C’était là un élément essentiel de la transformation nazie de l’Allemagne. Mais celle-ci ne s’est pas du tout passée de façon dramatique. Le remplacement des gens fut lent, presque imperceptible. À la fin, tous les postes importants du pays étaient occupés par des fonctionnaires nazis.
Nous assistons actuellement à quelque chose de semblable en Israël. Nous sommes déjà en plein milieu du processus
Un poste après l’autre se voit déjà pris par l’extrême-extrême droite, qui gouverne Israël actuellement. Lentement. Très, très lentement.
CE PROCESSUS A COMMENCÉ tout de suite après les élections de l’an dernier. Benjamin Nétanyahou avait la possibilité de former une coalition d’extrême droite, bien qu’avec seulement une majorité étroite. Comme cela s’est souvent produit dans les annales du fascisme, il avait à cause de cela besoin d’un parti du “centre”. Il le trouva sous la forme de la faction de Moshe Kahlon. Kahlon, ancien du Likoud, était populaire parce qu’il proposait des logements meilleur marché. Au lieu de cela le prix des logements a continué de monter.
(Kahlon est l’Homme au Sourire. Il est très aimable. Un journaliste l’a comparé au chat du Cheshire dans “Alice au pays des merveilles”, le chat qui disparaissait en ne laissant derrière lui qu’un sourire. “Pas un chat avec un sourire,” comme disait Alice, “mais un sourire avec un chat”. Mais il est le chat qui maintient l’extrême droite au pouvoir, encore maintenant.)
========
CONSIGNES:
**a.** Veuillez recopier le texte fourni en commençant par "C’était là un" et en poursuivant jusqu'à "Très, très lentement.", et remplacez-y "fonctionnaires nazis" par "partisans nazis".
**b.** Selon le texte fourni, pour quelle raison Kahlon était-il populaire ?

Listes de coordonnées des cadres
========
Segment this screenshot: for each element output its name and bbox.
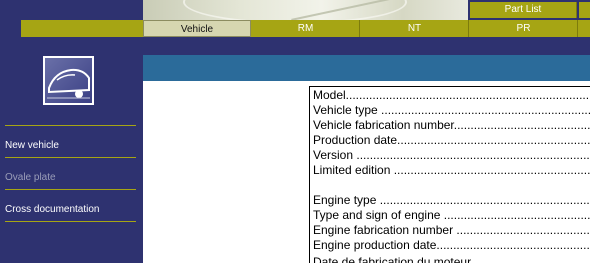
part-list-edge [579, 2, 590, 18]
info-row-vehicle-type: Vehicle type ...........................… [313, 103, 590, 117]
info-row-engine-production-date: Engine production date..................… [313, 238, 590, 252]
tab-vehicle[interactable]: Vehicle [143, 20, 251, 37]
info-row-fabrication-number: Vehicle fabrication number..............… [313, 118, 590, 132]
sidebar-item-new-vehicle[interactable]: New vehicle [5, 140, 59, 151]
vehicle-info-panel: Model...................................… [309, 86, 590, 263]
car-silhouette-icon [45, 58, 92, 103]
tab-rm[interactable]: RM [252, 20, 360, 37]
info-row-version: Version ................................… [313, 148, 590, 162]
info-row-limited-edition: Limited edition ........................… [313, 163, 590, 177]
tab-pr[interactable]: PR [470, 20, 578, 37]
banner-image [143, 0, 468, 20]
info-row-engine-fabrication-date: Date de fabrication du moteur [313, 255, 472, 263]
info-row-engine-type-sign: Type and sign of engine ................… [313, 208, 590, 222]
info-row-model: Model...................................… [313, 88, 590, 102]
sidebar-divider [5, 125, 136, 126]
vehicle-logo [43, 56, 94, 105]
info-row-production-date: Production date.........................… [313, 133, 590, 147]
tab-nt[interactable]: NT [361, 20, 469, 37]
sidebar-divider [5, 189, 136, 190]
sidebar-item-cross-documentation[interactable]: Cross documentation [5, 204, 100, 215]
sidebar-divider [5, 221, 136, 222]
part-list-button[interactable]: Part List [470, 2, 577, 18]
sidebar-item-ovale-plate: Ovale plate [5, 172, 56, 183]
info-row-engine-fabrication-number: Engine fabrication number ..............… [313, 223, 590, 237]
sidebar-divider [5, 157, 136, 158]
content-header-band [143, 55, 590, 81]
info-row-engine-type: Engine type ............................… [313, 193, 590, 207]
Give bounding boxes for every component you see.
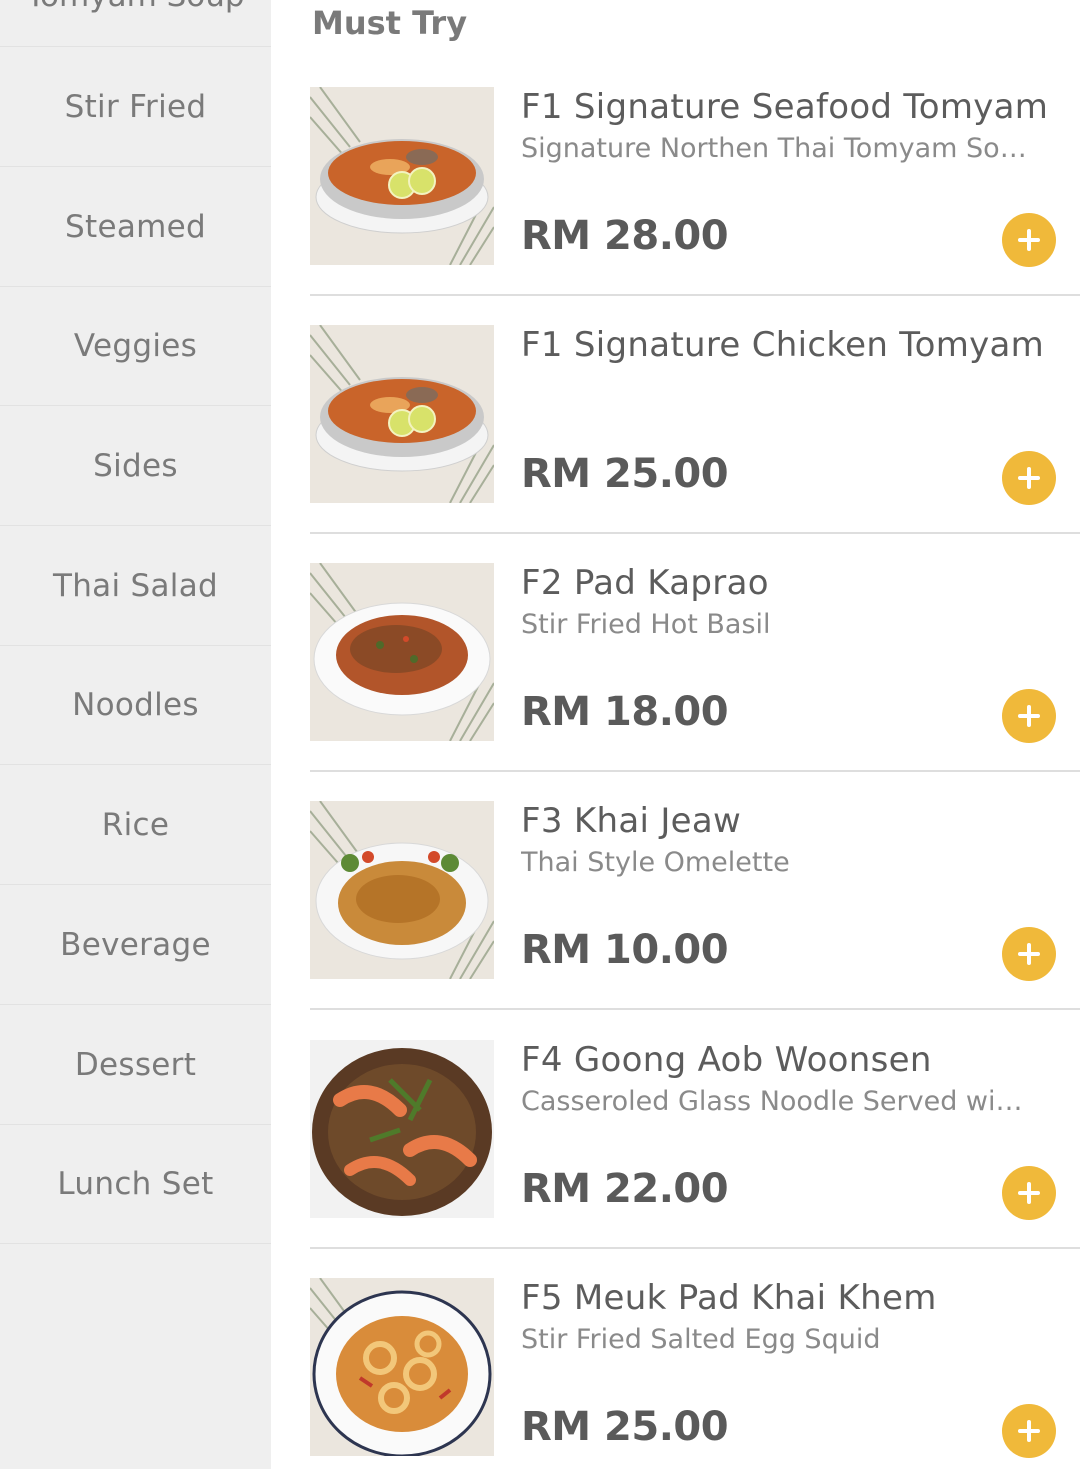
item-description: Thai Style Omelette	[521, 847, 790, 878]
sidebar-item-dessert[interactable]: Dessert	[0, 1005, 271, 1125]
salted-egg-squid-image	[310, 1278, 494, 1456]
item-description: Stir Fried Hot Basil	[521, 609, 771, 640]
item-name: F4 Goong Aob Woonsen	[521, 1040, 932, 1080]
plus-icon	[1018, 229, 1040, 251]
prawn-glass-noodle-image	[310, 1040, 494, 1218]
sidebar-item-label: Rice	[101, 806, 170, 843]
divider	[310, 294, 1080, 296]
menu-item[interactable]: F4 Goong Aob Woonsen Casseroled Glass No…	[310, 1040, 1080, 1278]
item-description: Signature Northen Thai Tomyam Soup	[521, 133, 1031, 164]
category-sidebar: Tomyam Soup Stir Fried Steamed Veggies S…	[0, 0, 271, 1469]
sidebar-item-steamed[interactable]: Steamed	[0, 167, 271, 287]
sidebar-item-label: Beverage	[60, 926, 211, 963]
item-price: RM 18.00	[521, 689, 729, 735]
menu-item[interactable]: F1 Signature Seafood Tomyam Signature No…	[310, 87, 1080, 325]
divider	[310, 532, 1080, 534]
item-price: RM 10.00	[521, 927, 729, 973]
add-to-cart-button[interactable]	[1002, 927, 1056, 981]
sidebar-item-rice[interactable]: Rice	[0, 765, 271, 885]
plus-icon	[1018, 943, 1040, 965]
sidebar-item-beverage[interactable]: Beverage	[0, 885, 271, 1005]
item-name: F1 Signature Chicken Tomyam	[521, 325, 1045, 365]
sidebar-item-veggies[interactable]: Veggies	[0, 286, 271, 406]
item-description: Casseroled Glass Noodle Served wit...	[521, 1086, 1031, 1117]
add-to-cart-button[interactable]	[1002, 1166, 1056, 1220]
tomyam-soup-image	[310, 87, 494, 265]
divider	[310, 1008, 1080, 1010]
item-description: Stir Fried Salted Egg Squid	[521, 1324, 881, 1355]
omelette-image	[310, 801, 494, 979]
sidebar-item-label: Tomyam Soup	[0, 0, 271, 14]
sidebar-item-label: Thai Salad	[52, 567, 218, 604]
menu-item[interactable]: F5 Meuk Pad Khai Khem Stir Fried Salted …	[310, 1278, 1080, 1469]
plus-icon	[1018, 705, 1040, 727]
sidebar-item-label: Veggies	[73, 327, 198, 364]
item-name: F5 Meuk Pad Khai Khem	[521, 1278, 937, 1318]
sidebar-item-stir-fried[interactable]: Stir Fried	[0, 47, 271, 167]
plus-icon	[1018, 1182, 1040, 1204]
add-to-cart-button[interactable]	[1002, 689, 1056, 743]
sidebar-item-label: Dessert	[74, 1046, 197, 1083]
menu-item[interactable]: F1 Signature Chicken Tomyam RM 25.00	[310, 325, 1080, 563]
sidebar-item-label: Noodles	[72, 686, 199, 723]
sidebar-item-label: Lunch Set	[57, 1165, 214, 1202]
item-price: RM 22.00	[521, 1166, 729, 1212]
divider	[310, 770, 1080, 772]
plus-icon	[1018, 467, 1040, 489]
plus-icon	[1018, 1420, 1040, 1442]
section-title: Must Try	[312, 4, 468, 42]
item-price: RM 25.00	[521, 1404, 729, 1450]
sidebar-item-noodles[interactable]: Noodles	[0, 645, 271, 765]
item-price: RM 28.00	[521, 213, 729, 259]
item-name: F3 Khai Jeaw	[521, 801, 742, 841]
add-to-cart-button[interactable]	[1002, 1404, 1056, 1458]
menu-item[interactable]: F3 Khai Jeaw Thai Style Omelette RM 10.0…	[310, 801, 1080, 1039]
item-name: F2 Pad Kaprao	[521, 563, 769, 603]
item-price: RM 25.00	[521, 451, 729, 497]
menu-item[interactable]: F2 Pad Kaprao Stir Fried Hot Basil RM 18…	[310, 563, 1080, 801]
sidebar-item-label: Stir Fried	[64, 88, 207, 125]
tomyam-soup-image	[310, 325, 494, 503]
sidebar-item-thai-salad[interactable]: Thai Salad	[0, 526, 271, 646]
sidebar-item-label: Sides	[93, 447, 178, 484]
divider	[310, 1247, 1080, 1249]
item-name: F1 Signature Seafood Tomyam	[521, 87, 1049, 127]
add-to-cart-button[interactable]	[1002, 213, 1056, 267]
sidebar-item-partial[interactable]: Tomyam Soup	[0, 0, 271, 47]
sidebar-item-label: Steamed	[65, 208, 206, 245]
basil-stir-fry-image	[310, 563, 494, 741]
add-to-cart-button[interactable]	[1002, 451, 1056, 505]
sidebar-item-sides[interactable]: Sides	[0, 406, 271, 526]
sidebar-item-lunch-set[interactable]: Lunch Set	[0, 1124, 271, 1244]
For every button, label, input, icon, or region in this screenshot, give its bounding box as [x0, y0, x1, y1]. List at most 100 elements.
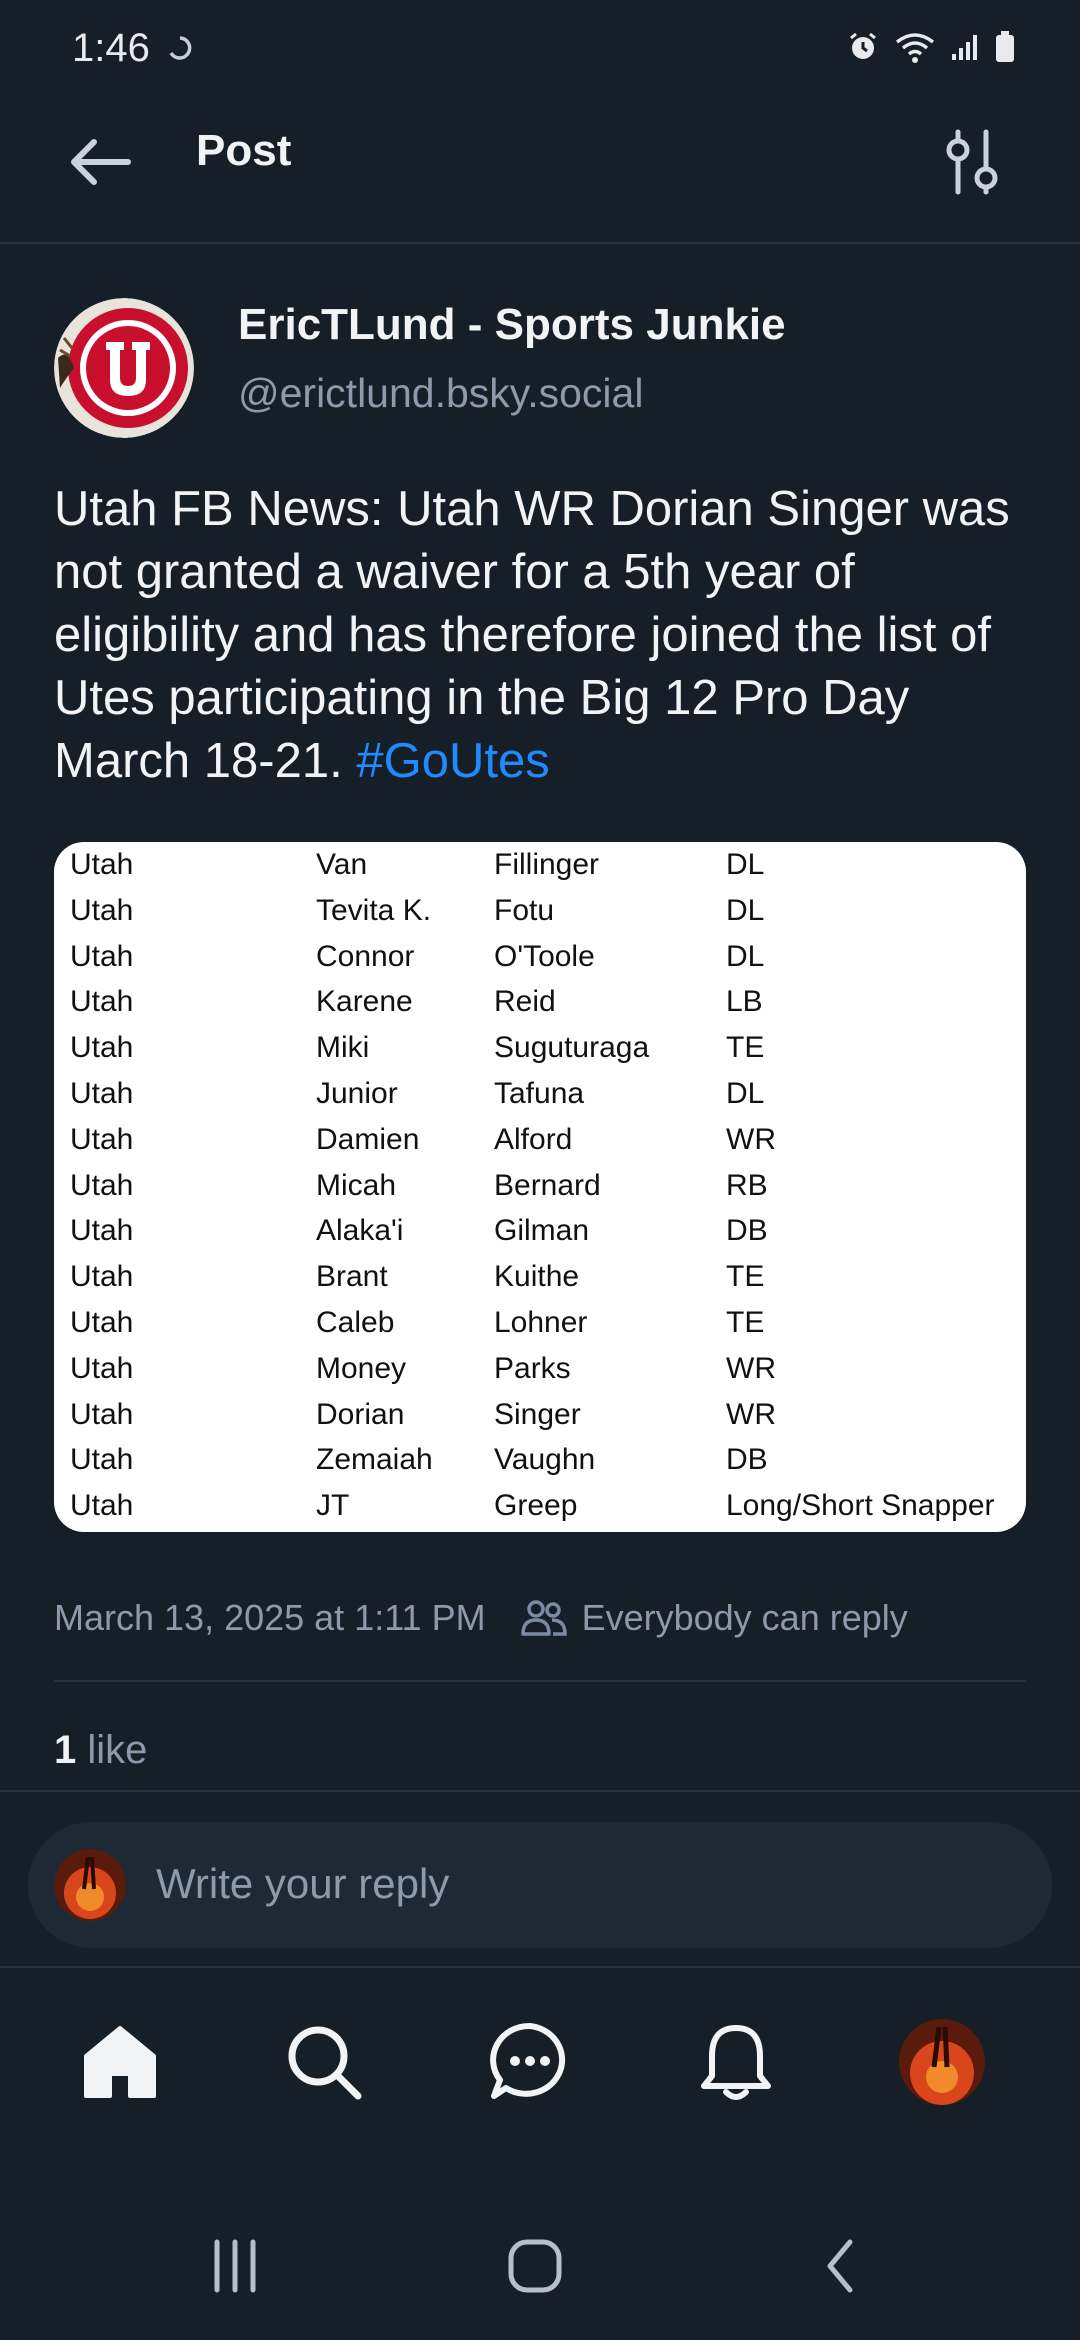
back-button[interactable]: [64, 126, 136, 198]
bell-icon: [701, 2025, 771, 2100]
hashtag-link[interactable]: #GoUtes: [356, 734, 549, 788]
table-row: Utah Miki Suguturaga TE: [54, 1031, 1026, 1077]
last-name-cell: O'Toole: [494, 939, 595, 973]
post-date: March 13, 2025 at 1:11 PM: [54, 1597, 486, 1638]
alarm-icon: [846, 30, 880, 69]
nav-search[interactable]: [274, 2012, 374, 2112]
first-name-cell: Damien: [316, 1122, 420, 1156]
team-cell: Utah: [70, 1077, 134, 1110]
recents-icon: [214, 2239, 256, 2293]
position-cell: WR: [726, 1122, 776, 1156]
table-row: Utah Caleb Lohner TE: [54, 1306, 1026, 1352]
last-name-cell: Fotu: [494, 893, 555, 927]
nav-home[interactable]: [70, 2012, 170, 2112]
author-avatar[interactable]: [54, 298, 194, 438]
last-name-cell: Gilman: [494, 1214, 590, 1248]
team-cell: Utah: [70, 939, 134, 973]
position-cell: DL: [726, 1077, 765, 1110]
table-row: Utah Alaka'i Gilman DB: [54, 1214, 1026, 1260]
post-header: Post: [0, 100, 1080, 244]
author-name[interactable]: EricTLund - Sports Junkie: [238, 300, 786, 350]
position-cell: Long/Short Snapper: [726, 1489, 995, 1523]
avatar: [54, 1849, 126, 1921]
reply-input-placeholder[interactable]: Write your reply: [156, 1860, 449, 1908]
chat-icon: [490, 2022, 566, 2099]
divider: [0, 1790, 1080, 1792]
position-cell: TE: [726, 1306, 765, 1339]
team-cell: Utah: [70, 1031, 134, 1065]
post-image[interactable]: Utah Van Fillinger DL Utah Tevita K. Fotu DL Uta…: [54, 842, 1026, 1532]
position-cell: TE: [726, 1260, 765, 1294]
last-name-cell: Greep: [494, 1489, 578, 1523]
position-cell: WR: [726, 1397, 776, 1431]
table-row: Utah Brant Kuithe TE: [54, 1260, 1026, 1306]
table-row: Utah Damien Alford WR: [54, 1123, 1026, 1169]
battery-icon: [994, 30, 1016, 69]
team-cell: Utah: [70, 1489, 134, 1523]
first-name-cell: Miki: [316, 1031, 370, 1065]
last-name-cell: Lohner: [494, 1306, 588, 1339]
like-label: like: [87, 1728, 148, 1772]
home-system-button[interactable]: [490, 2226, 580, 2306]
team-cell: Utah: [70, 848, 134, 881]
system-nav: [0, 2176, 1080, 2340]
position-cell: RB: [726, 1168, 768, 1202]
position-cell: DL: [726, 848, 765, 881]
first-name-cell: Junior: [316, 1077, 398, 1110]
first-name-cell: Karene: [316, 985, 413, 1019]
table-row: Utah Tevita K. Fotu DL: [54, 894, 1026, 940]
reply-setting-label: Everybody can reply: [581, 1597, 908, 1638]
nav-chat[interactable]: [480, 2012, 580, 2112]
last-name-cell: Tafuna: [494, 1077, 585, 1110]
first-name-cell: Alaka'i: [316, 1214, 404, 1248]
last-name-cell: Fillinger: [494, 848, 600, 881]
reply-composer[interactable]: Write your reply: [28, 1822, 1052, 1948]
first-name-cell: Caleb: [316, 1306, 395, 1339]
bottom-nav: [0, 1966, 1080, 2178]
post-author[interactable]: EricTLund - Sports Junkie @erictlund.bsk…: [54, 298, 1034, 448]
wifi-icon: [894, 30, 936, 69]
team-cell: Utah: [70, 1397, 134, 1431]
last-name-cell: Alford: [494, 1122, 573, 1156]
divider: [54, 1680, 1026, 1682]
thread-settings-button[interactable]: [936, 122, 1008, 202]
search-icon: [288, 2026, 362, 2100]
first-name-cell: Dorian: [316, 1397, 405, 1431]
team-cell: Utah: [70, 1443, 134, 1477]
team-cell: Utah: [70, 1351, 134, 1385]
position-cell: WR: [726, 1351, 776, 1385]
home-icon: [84, 2026, 156, 2098]
back-system-button[interactable]: [796, 2226, 886, 2306]
table-row: Utah Connor O'Toole DL: [54, 940, 1026, 986]
author-handle[interactable]: @erictlund.bsky.social: [238, 370, 643, 417]
first-name-cell: Micah: [316, 1168, 397, 1202]
team-cell: Utah: [70, 893, 134, 927]
first-name-cell: Brant: [316, 1260, 388, 1294]
signal-icon: [950, 32, 980, 67]
first-name-cell: JT: [316, 1489, 350, 1523]
nav-profile[interactable]: [892, 2012, 992, 2112]
recents-button[interactable]: [190, 2226, 280, 2306]
first-name-cell: Money: [316, 1351, 407, 1385]
first-name-cell: Van: [316, 848, 368, 881]
last-name-cell: Reid: [494, 985, 556, 1019]
reply-setting[interactable]: Everybody can reply: [520, 1597, 908, 1639]
last-name-cell: Kuithe: [494, 1260, 580, 1294]
position-cell: DB: [726, 1443, 768, 1477]
like-number: 1: [54, 1728, 77, 1772]
last-name-cell: Parks: [494, 1351, 571, 1385]
nav-notifications[interactable]: [686, 2012, 786, 2112]
team-cell: Utah: [70, 985, 134, 1019]
position-cell: TE: [726, 1031, 765, 1065]
avatar: [899, 2019, 985, 2105]
position-cell: DB: [726, 1214, 768, 1248]
team-cell: Utah: [70, 1306, 134, 1339]
like-count[interactable]: 1 like: [54, 1728, 147, 1773]
position-cell: DL: [726, 939, 765, 973]
team-cell: Utah: [70, 1168, 134, 1202]
table-row: Utah Money Parks WR: [54, 1352, 1026, 1398]
table-row: Utah Dorian Singer WR: [54, 1398, 1026, 1444]
status-time: 1:46: [72, 26, 150, 70]
first-name-cell: Tevita K.: [316, 893, 432, 927]
arrow-left-icon: [71, 139, 131, 185]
========
RÉPONSES À L'EXERCICE:
**a.**
C’était là un élément essentiel de la transformation nazie de l’Allemagne. Mais celle-ci ne s’est pas du tout passée de façon dramatique. Le remplacement des gens fut lent, presque imperceptible. À la fin, tous les postes importants du pays étaient occupés par des partisans nazis.
Nous assistons actuellement à quelque chose de semblable en Israël. Nous sommes déjà en plein milieu du processus
Un poste après l’autre se voit déjà pris par l’extrême-extrême droite, qui gouverne Israël actuellement. Lentement. Très, très lentement.

**b.** Parce qu'il proposait des logements meilleur marché.